Data items:

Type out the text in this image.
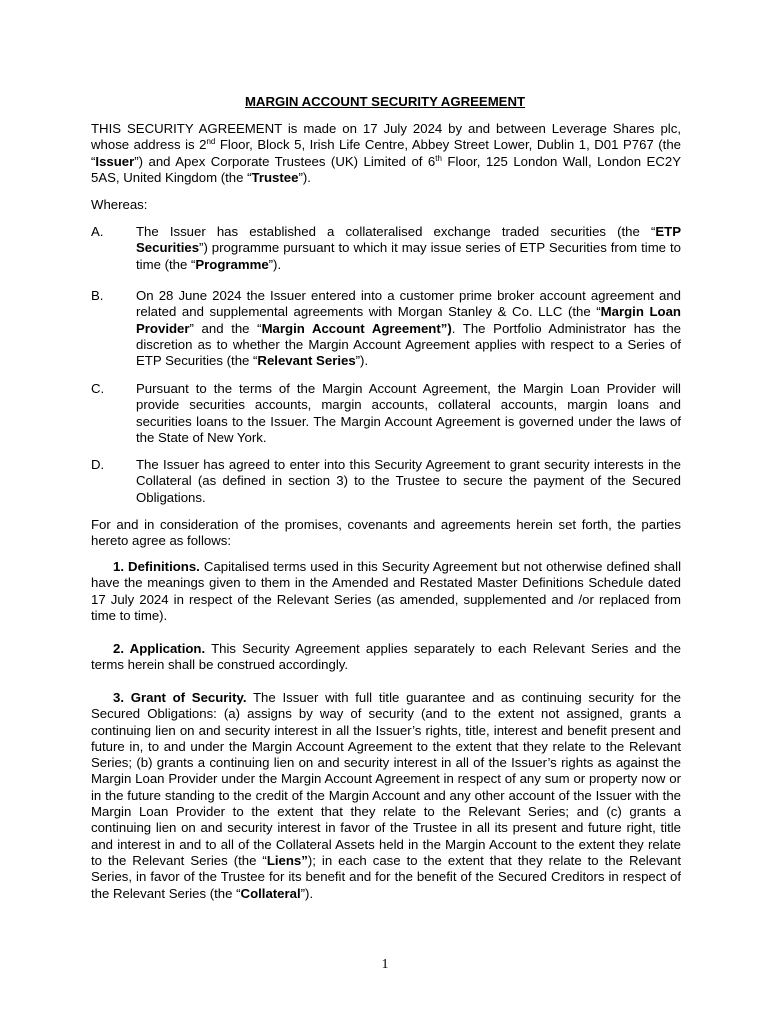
MARGIN ACCOUNT SECURITY AGREEMENT
THIS SECURITY AGREEMENT is made on 17 July 2024 by and between Leverage Shares plc, whose address is 2nd Floor, Block 5, Irish Life Centre, Abbey Street Lower, Dublin 1, D01 P767 (the “Issuer”) and Apex Corporate Trustees (UK) Limited of 6th Floor, 125 London Wall, London EC2Y 5AS, United Kingdom (the “Trustee”).
Whereas:
A.	The Issuer has established a collateralised exchange traded securities (the “ETP Securities”) programme pursuant to which it may issue series of ETP Securities from time to time (the “Programme”).
B.	On 28 June 2024 the Issuer entered into a customer prime broker account agreement and related and supplemental agreements with Morgan Stanley & Co. LLC (the “Margin Loan Provider” and the “Margin Account Agreement”). The Portfolio Administrator has the discretion as to whether the Margin Account Agreement applies with respect to a Series of ETP Securities (the “Relevant Series”).
C.	Pursuant to the terms of the Margin Account Agreement, the Margin Loan Provider will provide securities accounts, margin accounts, collateral accounts, margin loans and securities loans to the Issuer. The Margin Account Agreement is governed under the laws of the State of New York.
D.	The Issuer has agreed to enter into this Security Agreement to grant security interests in the Collateral (as defined in section 3) to the Trustee to secure the payment of the Secured Obligations.
For and in consideration of the promises, covenants and agreements herein set forth, the parties hereto agree as follows:
1. Definitions. Capitalised terms used in this Security Agreement but not otherwise defined shall have the meanings given to them in the Amended and Restated Master Definitions Schedule dated 17 July 2024 in respect of the Relevant Series (as amended, supplemented and /or replaced from time to time).
2. Application. This Security Agreement applies separately to each Relevant Series and the terms herein shall be construed accordingly.
3. Grant of Security. The Issuer with full title guarantee and as continuing security for the Secured Obligations: (a) assigns by way of security (and to the extent not assigned, grants a continuing lien on and security interest in all the Issuer’s rights, title, interest and benefit present and future in, to and under the Margin Account Agreement to the extent that they relate to the Relevant Series; (b) grants a continuing lien on and security interest in all of the Issuer’s rights as against the Margin Loan Provider under the Margin Account Agreement in respect of any sum or property now or in the future standing to the credit of the Margin Account and any other account of the Issuer with the Margin Loan Provider to the extent that they relate to the Relevant Series; and (c) grants a continuing lien on and security interest in favor of the Trustee in all its present and future right, title and interest in and to all of the Collateral Assets held in the Margin Account to the extent they relate to the Relevant Series (the “Liens”); in each case to the extent that they relate to the Relevant Series, in favor of the Trustee for its benefit and for the benefit of the Secured Creditors in respect of the Relevant Series (the “Collateral”).
1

▶ **Description of the task**
Reproduce each line exactly as it appears, omitting the pictures.

▶ **Written response**
Type out the text in this image.
MARGIN ACCOUNT SECURITY AGREEMENT
THIS SECURITY AGREEMENT is made on 17 July 2024 by and between Leverage Shares plc, whose address is 2nd Floor, Block 5, Irish Life Centre, Abbey Street Lower, Dublin 1, D01 P767 (the “Issuer”) and Apex Corporate Trustees (UK) Limited of 6th Floor, 125 London Wall, London EC2Y 5AS, United Kingdom (the “Trustee”).
Whereas:
A.	The Issuer has established a collateralised exchange traded securities (the “ETP Securities”) programme pursuant to which it may issue series of ETP Securities from time to time (the “Programme”).
B.	On 28 June 2024 the Issuer entered into a customer prime broker account agreement and related and supplemental agreements with Morgan Stanley & Co. LLC (the “Margin Loan Provider” and the “Margin Account Agreement”). The Portfolio Administrator has the discretion as to whether the Margin Account Agreement applies with respect to a Series of ETP Securities (the “Relevant Series”).
C.	Pursuant to the terms of the Margin Account Agreement, the Margin Loan Provider will provide securities accounts, margin accounts, collateral accounts, margin loans and securities loans to the Issuer. The Margin Account Agreement is governed under the laws of the State of New York.
D.	The Issuer has agreed to enter into this Security Agreement to grant security interests in the Collateral (as defined in section 3) to the Trustee to secure the payment of the Secured Obligations.
For and in consideration of the promises, covenants and agreements herein set forth, the parties hereto agree as follows:
1. Definitions. Capitalised terms used in this Security Agreement but not otherwise defined shall have the meanings given to them in the Amended and Restated Master Definitions Schedule dated 17 July 2024 in respect of the Relevant Series (as amended, supplemented and /or replaced from time to time).
2. Application. This Security Agreement applies separately to each Relevant Series and the terms herein shall be construed accordingly.
3. Grant of Security. The Issuer with full title guarantee and as continuing security for the Secured Obligations: (a) assigns by way of security (and to the extent not assigned, grants a continuing lien on and security interest in all the Issuer’s rights, title, interest and benefit present and future in, to and under the Margin Account Agreement to the extent that they relate to the Relevant Series; (b) grants a continuing lien on and security interest in all of the Issuer’s rights as against the Margin Loan Provider under the Margin Account Agreement in respect of any sum or property now or in the future standing to the credit of the Margin Account and any other account of the Issuer with the Margin Loan Provider to the extent that they relate to the Relevant Series; and (c) grants a continuing lien on and security interest in favor of the Trustee in all its present and future right, title and interest in and to all of the Collateral Assets held in the Margin Account to the extent they relate to the Relevant Series (the “Liens”); in each case to the extent that they relate to the Relevant Series, in favor of the Trustee for its benefit and for the benefit of the Secured Creditors in respect of the Relevant Series (the “Collateral”).
1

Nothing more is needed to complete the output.